#### Information provided ####
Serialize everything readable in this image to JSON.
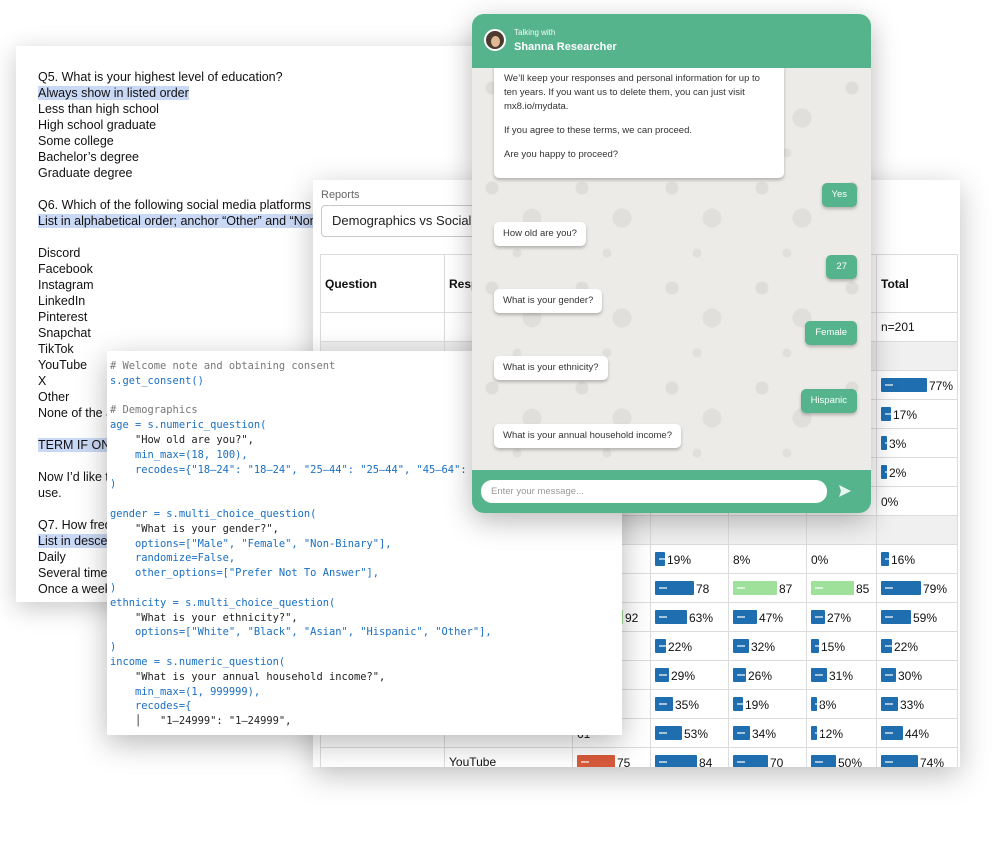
{
  "document": {
    "lines": [
      {
        "text": "Q5. What is your highest level of education?",
        "hl": false
      },
      {
        "text": "Always show in listed order",
        "hl": true
      },
      {
        "text": "Less than high school",
        "hl": false
      },
      {
        "text": "High school graduate",
        "hl": false
      },
      {
        "text": "Some college",
        "hl": false
      },
      {
        "text": "Bachelor’s degree",
        "hl": false
      },
      {
        "text": "Graduate degree",
        "hl": false
      },
      {
        "text": "",
        "hl": false
      },
      {
        "text": "Q6. Which of the following social media platforms ar",
        "hl": false
      },
      {
        "text": "List in alphabetical order; anchor “Other” and “None",
        "hl": true
      },
      {
        "text": "",
        "hl": false
      },
      {
        "text": "Discord",
        "hl": false
      },
      {
        "text": "Facebook",
        "hl": false
      },
      {
        "text": "Instagram",
        "hl": false
      },
      {
        "text": "LinkedIn",
        "hl": false
      },
      {
        "text": "Pinterest",
        "hl": false
      },
      {
        "text": "Snapchat",
        "hl": false
      },
      {
        "text": "TikTok",
        "hl": false
      },
      {
        "text": "YouTube",
        "hl": false
      },
      {
        "text": "X",
        "hl": false
      },
      {
        "text": "Other",
        "hl": false
      },
      {
        "text": "None of the a",
        "hl": false
      },
      {
        "text": "",
        "hl": false
      },
      {
        "text": "TERM IF ON",
        "hl": true
      },
      {
        "text": "",
        "hl": false
      },
      {
        "text": "Now I’d like t",
        "hl": false
      },
      {
        "text": "use.",
        "hl": false
      },
      {
        "text": "",
        "hl": false
      },
      {
        "text": "Q7. How freq",
        "hl": false
      },
      {
        "text": "List in descen",
        "hl": true
      },
      {
        "text": "Daily",
        "hl": false
      },
      {
        "text": "Several times",
        "hl": false
      },
      {
        "text": "Once a week",
        "hl": false
      }
    ]
  },
  "report": {
    "label": "Reports",
    "selected": "Demographics vs Social",
    "col_question": "Question",
    "col_response": "Respo",
    "col_total": "Total",
    "n_total": "n=201",
    "rows": [
      {
        "cells": [
          {
            "v": 77,
            "t": "77%",
            "c": "blue"
          }
        ],
        "group": "total_only"
      },
      {
        "cells": [
          {
            "v": 17,
            "t": "17%",
            "c": "blue"
          }
        ],
        "group": "total_only"
      },
      {
        "cells": [
          {
            "v": 3,
            "t": "3%",
            "c": "blue"
          }
        ],
        "group": "total_only"
      },
      {
        "cells": [
          {
            "v": 2,
            "t": "2%",
            "c": "blue"
          }
        ],
        "group": "total_only"
      },
      {
        "cells": [
          {
            "v": 0,
            "t": "0%",
            "c": "blue"
          }
        ],
        "group": "total_only"
      }
    ],
    "lower_rows": [
      {
        "label": "",
        "cells": [
          {
            "t": "%",
            "v": 0,
            "c": "none"
          },
          {
            "t": "19%",
            "v": 19,
            "c": "blue"
          },
          {
            "t": "8%",
            "v": 8,
            "c": "none"
          },
          {
            "t": "0%",
            "v": 0,
            "c": "none"
          },
          {
            "t": "16%",
            "v": 16,
            "c": "blue"
          }
        ]
      },
      {
        "label": "",
        "cells": [
          {
            "t": "67",
            "v": 67,
            "c": "none"
          },
          {
            "t": "78",
            "v": 78,
            "c": "blue"
          },
          {
            "t": "87",
            "v": 87,
            "c": "green"
          },
          {
            "t": "85",
            "v": 85,
            "c": "green"
          },
          {
            "t": "79%",
            "v": 79,
            "c": "blue"
          }
        ]
      },
      {
        "label": "",
        "cells": [
          {
            "t": "92",
            "v": 92,
            "c": "green"
          },
          {
            "t": "63%",
            "v": 63,
            "c": "blue"
          },
          {
            "t": "47%",
            "v": 47,
            "c": "blue"
          },
          {
            "t": "27%",
            "v": 27,
            "c": "blue"
          },
          {
            "t": "59%",
            "v": 59,
            "c": "blue"
          }
        ]
      },
      {
        "label": "",
        "cells": [
          {
            "t": "",
            "v": 0,
            "c": "none"
          },
          {
            "t": "22%",
            "v": 22,
            "c": "blue"
          },
          {
            "t": "32%",
            "v": 32,
            "c": "blue"
          },
          {
            "t": "15%",
            "v": 15,
            "c": "blue"
          },
          {
            "t": "22%",
            "v": 22,
            "c": "blue"
          }
        ]
      },
      {
        "label": "",
        "cells": [
          {
            "t": "%",
            "v": 0,
            "c": "none"
          },
          {
            "t": "29%",
            "v": 29,
            "c": "blue"
          },
          {
            "t": "26%",
            "v": 26,
            "c": "blue"
          },
          {
            "t": "31%",
            "v": 31,
            "c": "blue"
          },
          {
            "t": "30%",
            "v": 30,
            "c": "blue"
          }
        ]
      },
      {
        "label": "",
        "cells": [
          {
            "t": "67",
            "v": 67,
            "c": "none"
          },
          {
            "t": "35%",
            "v": 35,
            "c": "blue"
          },
          {
            "t": "19%",
            "v": 19,
            "c": "blue"
          },
          {
            "t": "8%",
            "v": 8,
            "c": "blue"
          },
          {
            "t": "33%",
            "v": 33,
            "c": "blue"
          }
        ]
      },
      {
        "label": "",
        "cells": [
          {
            "t": "61",
            "v": 61,
            "c": "none"
          },
          {
            "t": "53%",
            "v": 53,
            "c": "blue"
          },
          {
            "t": "34%",
            "v": 34,
            "c": "blue"
          },
          {
            "t": "12%",
            "v": 12,
            "c": "blue"
          },
          {
            "t": "44%",
            "v": 44,
            "c": "blue"
          }
        ]
      },
      {
        "label": "YouTube",
        "cells": [
          {
            "t": "75",
            "v": 75,
            "c": "red"
          },
          {
            "t": "84",
            "v": 84,
            "c": "blue"
          },
          {
            "t": "70",
            "v": 70,
            "c": "blue"
          },
          {
            "t": "50%",
            "v": 50,
            "c": "blue"
          },
          {
            "t": "74%",
            "v": 74,
            "c": "blue"
          }
        ]
      }
    ]
  },
  "code": {
    "lines": [
      [
        {
          "t": "# Welcome note and obtaining consent",
          "c": "com"
        }
      ],
      [
        {
          "t": "s.get_consent()",
          "c": "kw"
        }
      ],
      [
        {
          "t": "",
          "c": "str"
        }
      ],
      [
        {
          "t": "# Demographics",
          "c": "com"
        }
      ],
      [
        {
          "t": "age = s.numeric_question(",
          "c": "kw"
        }
      ],
      [
        {
          "t": "    \"How old are you?\",",
          "c": "str"
        }
      ],
      [
        {
          "t": "    min_max=(18, 100),",
          "c": "kw"
        }
      ],
      [
        {
          "t": "    recodes={\"18–24\": \"18–24\", \"25–44\": \"25–44\", \"45–64\": \"45",
          "c": "kw"
        }
      ],
      [
        {
          "t": ")",
          "c": "kw"
        }
      ],
      [
        {
          "t": "",
          "c": "str"
        }
      ],
      [
        {
          "t": "gender = s.multi_choice_question(",
          "c": "kw"
        }
      ],
      [
        {
          "t": "    \"What is your gender?\",",
          "c": "str"
        }
      ],
      [
        {
          "t": "    options=[\"Male\", \"Female\", \"Non-Binary\"],",
          "c": "kw"
        }
      ],
      [
        {
          "t": "    randomize=False,",
          "c": "kw"
        }
      ],
      [
        {
          "t": "    other_options=[\"Prefer Not To Answer\"],",
          "c": "kw"
        }
      ],
      [
        {
          "t": ")",
          "c": "kw"
        }
      ],
      [
        {
          "t": "ethnicity = s.multi_choice_question(",
          "c": "kw"
        }
      ],
      [
        {
          "t": "    \"What is your ethnicity?\",",
          "c": "str"
        }
      ],
      [
        {
          "t": "    options=[\"White\", \"Black\", \"Asian\", \"Hispanic\", \"Other\"],",
          "c": "kw"
        }
      ],
      [
        {
          "t": ")",
          "c": "kw"
        }
      ],
      [
        {
          "t": "income = s.numeric_question(",
          "c": "kw"
        }
      ],
      [
        {
          "t": "    \"What is your annual household income?\",",
          "c": "str"
        }
      ],
      [
        {
          "t": "    min_max=(1, 999999),",
          "c": "kw"
        }
      ],
      [
        {
          "t": "    recodes={",
          "c": "kw"
        }
      ],
      [
        {
          "t": "    │   \"1–24999\": \"1–24999\",",
          "c": "str"
        }
      ]
    ]
  },
  "chat": {
    "talking_with": "Talking with",
    "agent_name": "Shanna Researcher",
    "intro": [
      "We’ll keep your responses and personal information for up to ten years. If you want us to delete them, you can just visit mx8.io/mydata.",
      "If you agree to these terms, we can proceed.",
      "Are you happy to proceed?"
    ],
    "messages": [
      {
        "from": "me",
        "text": "Yes"
      },
      {
        "from": "bot",
        "text": "How old are you?"
      },
      {
        "from": "me",
        "text": "27"
      },
      {
        "from": "bot",
        "text": "What is your gender?"
      },
      {
        "from": "me",
        "text": "Female"
      },
      {
        "from": "bot",
        "text": "What is your ethnicity?"
      },
      {
        "from": "me",
        "text": "Hispanic"
      },
      {
        "from": "bot",
        "text": "What is your annual household income?"
      }
    ],
    "input_placeholder": "Enter your message...",
    "colors": {
      "header": "#55b48c",
      "bubble_me": "#55b48c"
    },
    "send_icon": "send-icon"
  }
}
####
Goal: Extract each line holding the string "Female".

Answer to the problem:
          "t": "    options=[\"Male\", \"Female\", \"Non-Binary\"],",
        "text": "Female"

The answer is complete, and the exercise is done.